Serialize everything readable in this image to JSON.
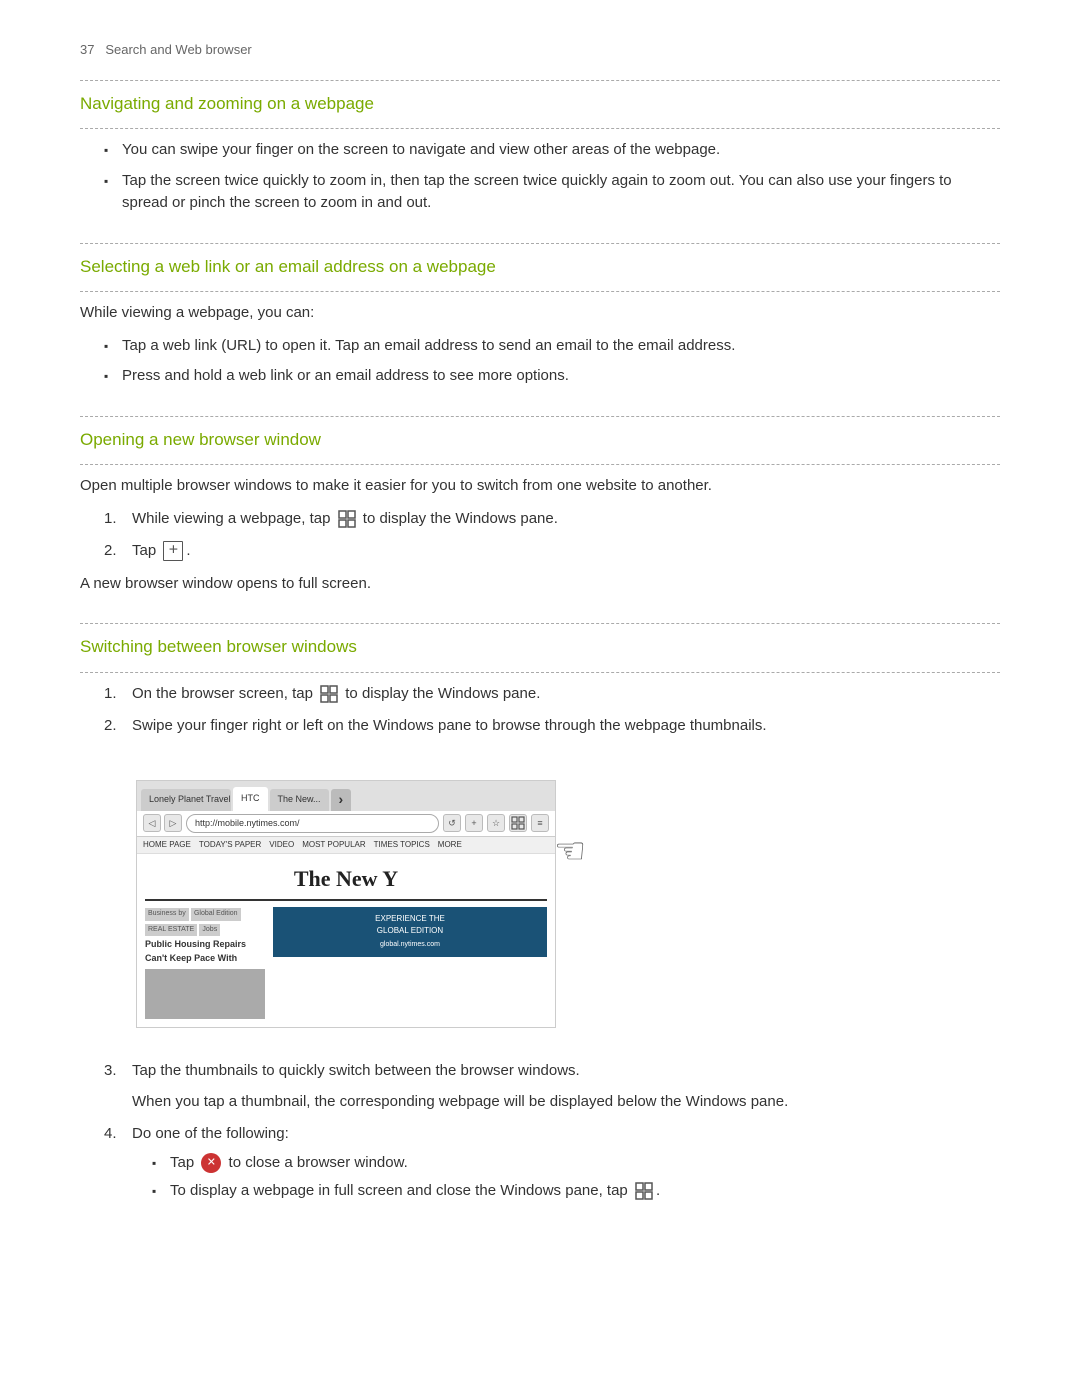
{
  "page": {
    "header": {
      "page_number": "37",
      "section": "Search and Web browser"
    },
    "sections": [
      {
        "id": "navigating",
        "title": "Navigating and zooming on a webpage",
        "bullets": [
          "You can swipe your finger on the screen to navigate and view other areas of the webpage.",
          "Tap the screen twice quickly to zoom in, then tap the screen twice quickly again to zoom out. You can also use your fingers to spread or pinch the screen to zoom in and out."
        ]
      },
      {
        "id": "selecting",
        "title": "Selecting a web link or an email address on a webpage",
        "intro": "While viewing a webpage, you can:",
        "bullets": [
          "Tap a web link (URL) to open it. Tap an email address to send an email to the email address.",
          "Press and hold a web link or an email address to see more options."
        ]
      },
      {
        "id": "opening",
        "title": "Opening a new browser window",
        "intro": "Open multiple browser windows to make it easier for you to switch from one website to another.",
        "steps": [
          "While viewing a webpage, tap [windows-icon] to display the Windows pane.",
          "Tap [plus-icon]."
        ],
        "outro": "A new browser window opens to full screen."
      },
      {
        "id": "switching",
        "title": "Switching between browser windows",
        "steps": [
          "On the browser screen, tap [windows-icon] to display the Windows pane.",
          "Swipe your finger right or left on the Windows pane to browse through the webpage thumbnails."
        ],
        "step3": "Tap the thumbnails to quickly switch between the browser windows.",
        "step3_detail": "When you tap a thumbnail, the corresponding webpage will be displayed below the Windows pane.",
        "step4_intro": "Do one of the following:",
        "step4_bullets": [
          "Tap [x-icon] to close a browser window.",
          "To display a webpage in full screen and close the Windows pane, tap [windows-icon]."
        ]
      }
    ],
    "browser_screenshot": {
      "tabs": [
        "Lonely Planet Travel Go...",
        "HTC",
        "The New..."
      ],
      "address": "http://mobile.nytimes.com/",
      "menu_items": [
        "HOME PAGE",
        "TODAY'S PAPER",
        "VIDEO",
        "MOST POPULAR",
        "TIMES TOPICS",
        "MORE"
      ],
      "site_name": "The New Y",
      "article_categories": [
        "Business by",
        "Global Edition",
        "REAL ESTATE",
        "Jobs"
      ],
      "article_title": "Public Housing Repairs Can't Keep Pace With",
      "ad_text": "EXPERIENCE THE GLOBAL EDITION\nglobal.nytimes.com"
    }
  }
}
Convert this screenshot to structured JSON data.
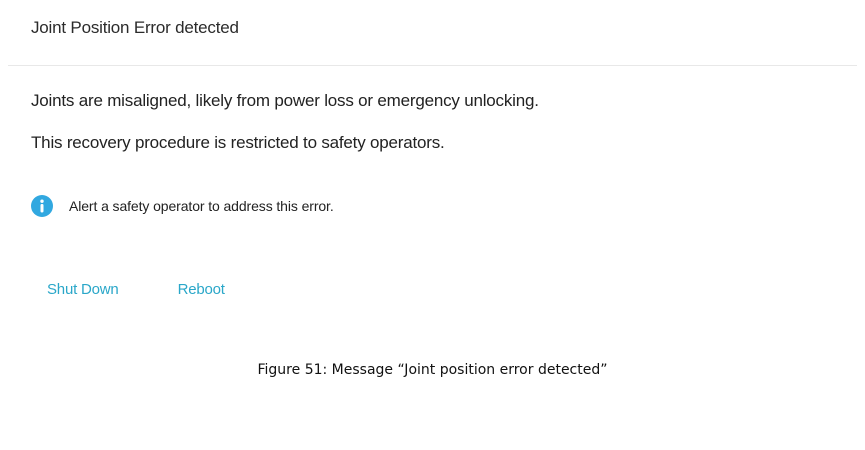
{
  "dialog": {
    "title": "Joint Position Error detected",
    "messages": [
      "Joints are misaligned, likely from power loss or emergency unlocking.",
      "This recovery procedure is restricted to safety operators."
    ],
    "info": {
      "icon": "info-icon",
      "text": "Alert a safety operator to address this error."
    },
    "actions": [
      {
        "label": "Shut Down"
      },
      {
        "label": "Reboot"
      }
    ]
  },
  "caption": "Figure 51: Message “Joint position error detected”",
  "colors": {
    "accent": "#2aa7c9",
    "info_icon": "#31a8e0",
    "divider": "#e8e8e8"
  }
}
==
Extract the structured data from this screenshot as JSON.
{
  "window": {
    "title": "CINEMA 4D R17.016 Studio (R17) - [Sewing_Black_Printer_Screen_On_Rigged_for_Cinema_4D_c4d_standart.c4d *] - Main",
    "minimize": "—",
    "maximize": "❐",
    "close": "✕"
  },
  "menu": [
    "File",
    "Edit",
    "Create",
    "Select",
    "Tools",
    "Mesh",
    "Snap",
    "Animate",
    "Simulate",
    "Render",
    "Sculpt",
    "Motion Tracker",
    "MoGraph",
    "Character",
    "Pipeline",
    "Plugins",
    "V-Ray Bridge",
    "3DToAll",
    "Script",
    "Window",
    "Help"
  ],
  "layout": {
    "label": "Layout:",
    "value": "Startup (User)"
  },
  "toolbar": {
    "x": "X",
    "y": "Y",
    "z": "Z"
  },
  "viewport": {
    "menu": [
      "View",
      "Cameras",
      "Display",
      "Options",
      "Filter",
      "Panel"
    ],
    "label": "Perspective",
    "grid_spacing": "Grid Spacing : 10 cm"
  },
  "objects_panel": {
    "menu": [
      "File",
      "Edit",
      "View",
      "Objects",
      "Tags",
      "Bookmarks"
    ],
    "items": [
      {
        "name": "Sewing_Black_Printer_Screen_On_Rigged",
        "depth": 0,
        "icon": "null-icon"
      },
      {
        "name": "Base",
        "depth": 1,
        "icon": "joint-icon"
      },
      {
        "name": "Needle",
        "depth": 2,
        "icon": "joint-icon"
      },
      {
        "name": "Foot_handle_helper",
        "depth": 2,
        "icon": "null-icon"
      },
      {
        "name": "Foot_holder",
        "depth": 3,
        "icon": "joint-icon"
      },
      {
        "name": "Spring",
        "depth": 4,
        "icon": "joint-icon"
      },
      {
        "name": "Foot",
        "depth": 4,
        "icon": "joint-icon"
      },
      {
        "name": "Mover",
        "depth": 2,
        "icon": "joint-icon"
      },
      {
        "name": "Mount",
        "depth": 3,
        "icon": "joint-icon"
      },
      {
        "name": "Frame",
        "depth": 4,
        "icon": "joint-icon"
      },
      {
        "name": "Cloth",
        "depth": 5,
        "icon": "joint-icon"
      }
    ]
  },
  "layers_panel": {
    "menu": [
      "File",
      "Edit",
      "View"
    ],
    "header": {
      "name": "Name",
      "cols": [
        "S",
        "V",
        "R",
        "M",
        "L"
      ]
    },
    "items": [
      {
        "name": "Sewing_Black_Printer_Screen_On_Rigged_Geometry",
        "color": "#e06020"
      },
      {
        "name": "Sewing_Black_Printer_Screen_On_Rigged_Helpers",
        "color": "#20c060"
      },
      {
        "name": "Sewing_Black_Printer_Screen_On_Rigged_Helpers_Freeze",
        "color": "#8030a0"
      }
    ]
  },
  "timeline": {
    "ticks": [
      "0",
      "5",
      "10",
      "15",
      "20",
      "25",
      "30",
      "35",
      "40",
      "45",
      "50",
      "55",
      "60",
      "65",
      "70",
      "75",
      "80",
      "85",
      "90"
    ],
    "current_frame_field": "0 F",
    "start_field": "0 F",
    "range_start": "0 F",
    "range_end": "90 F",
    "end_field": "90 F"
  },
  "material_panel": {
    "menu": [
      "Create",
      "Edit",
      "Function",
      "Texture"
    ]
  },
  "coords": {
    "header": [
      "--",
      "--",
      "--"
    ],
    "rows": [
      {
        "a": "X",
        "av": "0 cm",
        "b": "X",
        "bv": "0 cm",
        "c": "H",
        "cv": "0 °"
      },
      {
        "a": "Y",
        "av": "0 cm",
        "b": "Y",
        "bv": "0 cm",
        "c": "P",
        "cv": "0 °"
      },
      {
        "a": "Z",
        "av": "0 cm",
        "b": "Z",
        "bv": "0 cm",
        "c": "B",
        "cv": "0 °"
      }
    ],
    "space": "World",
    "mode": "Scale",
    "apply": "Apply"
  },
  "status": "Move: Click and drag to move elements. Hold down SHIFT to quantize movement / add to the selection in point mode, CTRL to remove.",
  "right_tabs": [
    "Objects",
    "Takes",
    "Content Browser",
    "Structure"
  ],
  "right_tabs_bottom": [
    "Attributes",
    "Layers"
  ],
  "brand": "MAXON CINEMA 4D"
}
--
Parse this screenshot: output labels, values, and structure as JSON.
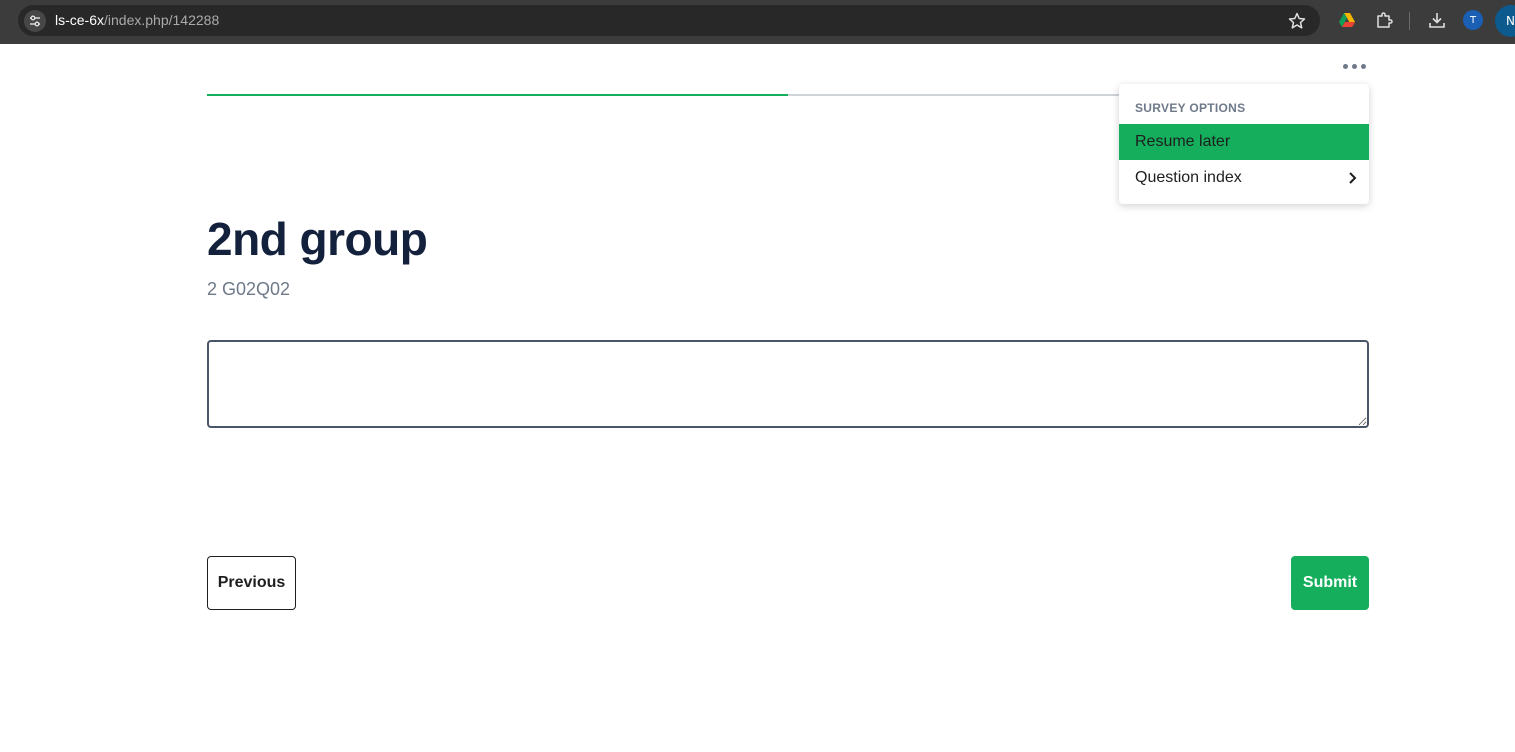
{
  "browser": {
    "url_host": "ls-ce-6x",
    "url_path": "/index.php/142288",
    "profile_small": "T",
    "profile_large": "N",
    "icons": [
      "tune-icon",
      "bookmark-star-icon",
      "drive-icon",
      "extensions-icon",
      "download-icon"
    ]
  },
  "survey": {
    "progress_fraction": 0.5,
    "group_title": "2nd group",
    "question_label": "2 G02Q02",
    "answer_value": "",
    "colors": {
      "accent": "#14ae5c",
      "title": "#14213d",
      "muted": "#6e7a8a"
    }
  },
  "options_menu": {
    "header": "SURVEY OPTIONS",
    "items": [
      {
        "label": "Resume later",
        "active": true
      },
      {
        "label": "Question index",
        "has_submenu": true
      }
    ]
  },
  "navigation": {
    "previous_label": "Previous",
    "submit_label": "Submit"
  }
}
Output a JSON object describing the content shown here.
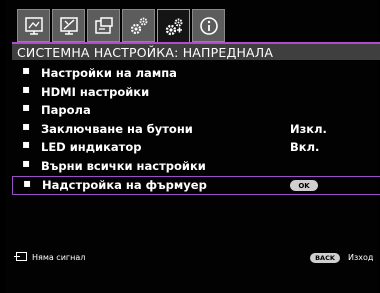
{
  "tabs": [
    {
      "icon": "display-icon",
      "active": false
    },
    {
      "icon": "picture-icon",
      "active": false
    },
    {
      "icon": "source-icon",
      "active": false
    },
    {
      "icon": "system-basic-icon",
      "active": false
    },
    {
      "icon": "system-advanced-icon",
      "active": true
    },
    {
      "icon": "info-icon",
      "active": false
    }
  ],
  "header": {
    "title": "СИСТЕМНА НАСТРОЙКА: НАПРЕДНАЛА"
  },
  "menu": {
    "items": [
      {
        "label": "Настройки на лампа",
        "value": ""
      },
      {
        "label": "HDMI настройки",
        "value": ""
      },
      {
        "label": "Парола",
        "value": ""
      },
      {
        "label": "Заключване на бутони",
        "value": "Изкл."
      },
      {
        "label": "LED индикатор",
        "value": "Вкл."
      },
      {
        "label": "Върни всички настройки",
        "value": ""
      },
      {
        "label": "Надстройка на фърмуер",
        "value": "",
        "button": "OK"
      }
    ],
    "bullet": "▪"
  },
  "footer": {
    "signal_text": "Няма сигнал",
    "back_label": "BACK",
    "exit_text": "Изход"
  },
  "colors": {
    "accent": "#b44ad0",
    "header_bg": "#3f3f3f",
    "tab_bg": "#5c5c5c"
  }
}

Written instruction: Above are entries; state the number of lines among them that contain "from", and nothing else.

Result below: 3